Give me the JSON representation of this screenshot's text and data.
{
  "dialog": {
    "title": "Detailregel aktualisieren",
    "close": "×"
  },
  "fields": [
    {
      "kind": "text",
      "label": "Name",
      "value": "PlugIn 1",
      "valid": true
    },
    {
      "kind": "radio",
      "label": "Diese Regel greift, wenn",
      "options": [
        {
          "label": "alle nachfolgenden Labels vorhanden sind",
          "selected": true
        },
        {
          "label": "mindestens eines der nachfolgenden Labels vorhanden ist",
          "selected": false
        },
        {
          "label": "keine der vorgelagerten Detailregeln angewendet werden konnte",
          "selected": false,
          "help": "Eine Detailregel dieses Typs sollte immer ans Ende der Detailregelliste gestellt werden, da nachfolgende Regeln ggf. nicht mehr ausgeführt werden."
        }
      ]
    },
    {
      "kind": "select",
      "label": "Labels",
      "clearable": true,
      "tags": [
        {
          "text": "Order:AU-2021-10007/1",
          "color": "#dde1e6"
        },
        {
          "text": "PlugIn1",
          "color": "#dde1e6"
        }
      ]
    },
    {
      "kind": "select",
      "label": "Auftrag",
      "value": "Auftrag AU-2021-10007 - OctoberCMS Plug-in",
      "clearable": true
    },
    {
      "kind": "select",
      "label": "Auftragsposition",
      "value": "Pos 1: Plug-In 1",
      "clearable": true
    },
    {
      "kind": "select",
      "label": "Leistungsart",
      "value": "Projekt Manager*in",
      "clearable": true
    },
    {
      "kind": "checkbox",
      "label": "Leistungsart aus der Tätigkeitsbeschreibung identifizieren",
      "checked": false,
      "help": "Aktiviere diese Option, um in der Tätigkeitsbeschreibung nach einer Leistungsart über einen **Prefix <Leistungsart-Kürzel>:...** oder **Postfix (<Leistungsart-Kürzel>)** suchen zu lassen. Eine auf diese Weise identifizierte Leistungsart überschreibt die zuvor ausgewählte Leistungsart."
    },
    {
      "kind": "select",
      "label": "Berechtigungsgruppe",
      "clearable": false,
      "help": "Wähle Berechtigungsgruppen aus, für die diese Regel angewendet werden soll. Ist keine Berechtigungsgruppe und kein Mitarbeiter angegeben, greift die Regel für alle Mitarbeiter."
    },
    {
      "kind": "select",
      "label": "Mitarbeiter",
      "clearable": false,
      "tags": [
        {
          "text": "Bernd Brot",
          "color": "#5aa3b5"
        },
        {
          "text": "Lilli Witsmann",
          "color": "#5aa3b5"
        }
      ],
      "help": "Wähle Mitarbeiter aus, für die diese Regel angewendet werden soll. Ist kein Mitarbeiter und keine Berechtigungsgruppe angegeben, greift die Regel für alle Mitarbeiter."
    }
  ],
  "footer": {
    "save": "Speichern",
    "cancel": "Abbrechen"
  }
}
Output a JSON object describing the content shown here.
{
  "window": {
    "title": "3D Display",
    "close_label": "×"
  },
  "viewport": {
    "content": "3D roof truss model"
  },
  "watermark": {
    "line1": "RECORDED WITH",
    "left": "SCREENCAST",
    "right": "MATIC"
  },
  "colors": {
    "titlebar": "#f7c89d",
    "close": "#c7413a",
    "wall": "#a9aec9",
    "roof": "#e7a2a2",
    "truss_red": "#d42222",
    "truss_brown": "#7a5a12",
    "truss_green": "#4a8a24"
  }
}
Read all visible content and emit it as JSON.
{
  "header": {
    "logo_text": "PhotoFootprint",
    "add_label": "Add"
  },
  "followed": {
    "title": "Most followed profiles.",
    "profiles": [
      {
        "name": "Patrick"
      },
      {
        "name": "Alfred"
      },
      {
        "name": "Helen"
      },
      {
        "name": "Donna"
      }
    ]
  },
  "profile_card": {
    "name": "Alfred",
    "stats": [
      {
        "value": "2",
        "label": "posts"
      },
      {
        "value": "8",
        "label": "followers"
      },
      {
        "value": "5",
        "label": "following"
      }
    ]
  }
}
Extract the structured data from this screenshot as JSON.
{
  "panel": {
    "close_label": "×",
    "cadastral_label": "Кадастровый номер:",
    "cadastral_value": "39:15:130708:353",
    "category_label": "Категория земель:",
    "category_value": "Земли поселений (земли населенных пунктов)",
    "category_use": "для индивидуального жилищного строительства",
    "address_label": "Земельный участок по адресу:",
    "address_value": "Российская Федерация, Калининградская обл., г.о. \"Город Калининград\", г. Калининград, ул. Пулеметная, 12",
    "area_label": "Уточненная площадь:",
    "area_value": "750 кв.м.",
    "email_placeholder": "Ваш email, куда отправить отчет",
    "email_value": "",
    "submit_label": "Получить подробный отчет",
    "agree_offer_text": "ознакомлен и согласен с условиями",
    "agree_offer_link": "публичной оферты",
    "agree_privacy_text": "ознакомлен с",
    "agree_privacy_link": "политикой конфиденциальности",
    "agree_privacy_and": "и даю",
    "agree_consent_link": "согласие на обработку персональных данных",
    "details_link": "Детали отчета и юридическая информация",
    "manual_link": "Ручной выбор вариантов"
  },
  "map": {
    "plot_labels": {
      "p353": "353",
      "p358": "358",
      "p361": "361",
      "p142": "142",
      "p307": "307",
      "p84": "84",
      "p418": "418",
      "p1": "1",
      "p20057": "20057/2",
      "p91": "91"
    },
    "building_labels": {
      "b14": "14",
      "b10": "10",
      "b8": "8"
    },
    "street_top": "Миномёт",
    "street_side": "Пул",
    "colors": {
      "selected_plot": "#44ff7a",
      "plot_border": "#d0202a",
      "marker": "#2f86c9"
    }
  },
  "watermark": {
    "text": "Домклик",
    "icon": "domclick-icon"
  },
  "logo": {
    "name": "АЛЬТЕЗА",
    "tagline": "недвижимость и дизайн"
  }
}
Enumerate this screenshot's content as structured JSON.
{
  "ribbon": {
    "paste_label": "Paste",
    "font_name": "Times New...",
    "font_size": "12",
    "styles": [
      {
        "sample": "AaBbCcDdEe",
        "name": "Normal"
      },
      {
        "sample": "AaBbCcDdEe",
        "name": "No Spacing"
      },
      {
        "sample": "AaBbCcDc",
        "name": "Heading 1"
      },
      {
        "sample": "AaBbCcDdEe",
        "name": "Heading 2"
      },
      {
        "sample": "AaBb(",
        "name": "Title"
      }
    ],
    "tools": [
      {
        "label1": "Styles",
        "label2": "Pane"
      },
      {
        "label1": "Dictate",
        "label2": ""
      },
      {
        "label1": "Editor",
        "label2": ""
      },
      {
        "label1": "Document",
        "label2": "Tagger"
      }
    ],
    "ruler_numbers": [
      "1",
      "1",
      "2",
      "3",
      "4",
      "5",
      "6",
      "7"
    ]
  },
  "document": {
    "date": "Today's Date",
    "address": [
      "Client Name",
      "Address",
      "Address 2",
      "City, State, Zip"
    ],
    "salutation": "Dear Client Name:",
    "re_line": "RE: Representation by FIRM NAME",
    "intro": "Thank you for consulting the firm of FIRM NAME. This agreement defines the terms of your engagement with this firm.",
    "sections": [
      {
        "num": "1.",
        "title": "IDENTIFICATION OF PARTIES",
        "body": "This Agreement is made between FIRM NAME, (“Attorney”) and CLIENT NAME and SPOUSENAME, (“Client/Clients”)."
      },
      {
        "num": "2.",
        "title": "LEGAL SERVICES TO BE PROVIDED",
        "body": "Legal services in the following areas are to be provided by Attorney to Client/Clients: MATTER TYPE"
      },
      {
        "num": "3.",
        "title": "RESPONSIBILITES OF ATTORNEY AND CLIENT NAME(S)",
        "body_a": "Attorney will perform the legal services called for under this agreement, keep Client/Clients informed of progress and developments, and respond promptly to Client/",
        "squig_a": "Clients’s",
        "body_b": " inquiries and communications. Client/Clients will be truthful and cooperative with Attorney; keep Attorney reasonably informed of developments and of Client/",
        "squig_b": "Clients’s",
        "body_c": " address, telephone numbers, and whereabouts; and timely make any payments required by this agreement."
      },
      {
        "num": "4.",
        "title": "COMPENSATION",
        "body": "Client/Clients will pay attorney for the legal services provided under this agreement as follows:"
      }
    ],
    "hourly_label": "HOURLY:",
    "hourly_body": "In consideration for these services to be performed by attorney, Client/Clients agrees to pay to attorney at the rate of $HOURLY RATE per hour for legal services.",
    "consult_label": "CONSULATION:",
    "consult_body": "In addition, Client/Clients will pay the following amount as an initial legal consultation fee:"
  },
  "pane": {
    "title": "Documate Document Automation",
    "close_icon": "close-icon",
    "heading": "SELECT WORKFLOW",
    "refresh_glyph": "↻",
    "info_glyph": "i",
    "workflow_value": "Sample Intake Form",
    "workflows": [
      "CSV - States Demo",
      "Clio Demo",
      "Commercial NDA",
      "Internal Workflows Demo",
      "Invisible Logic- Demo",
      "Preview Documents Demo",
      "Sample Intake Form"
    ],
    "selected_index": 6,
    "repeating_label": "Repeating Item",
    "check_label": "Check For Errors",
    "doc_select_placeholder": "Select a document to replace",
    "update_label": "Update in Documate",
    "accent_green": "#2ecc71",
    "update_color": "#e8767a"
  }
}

:::::

▸ Prompt
State only the number of lines in these entries that contain "Mitarbeiter".

▸ Solution
3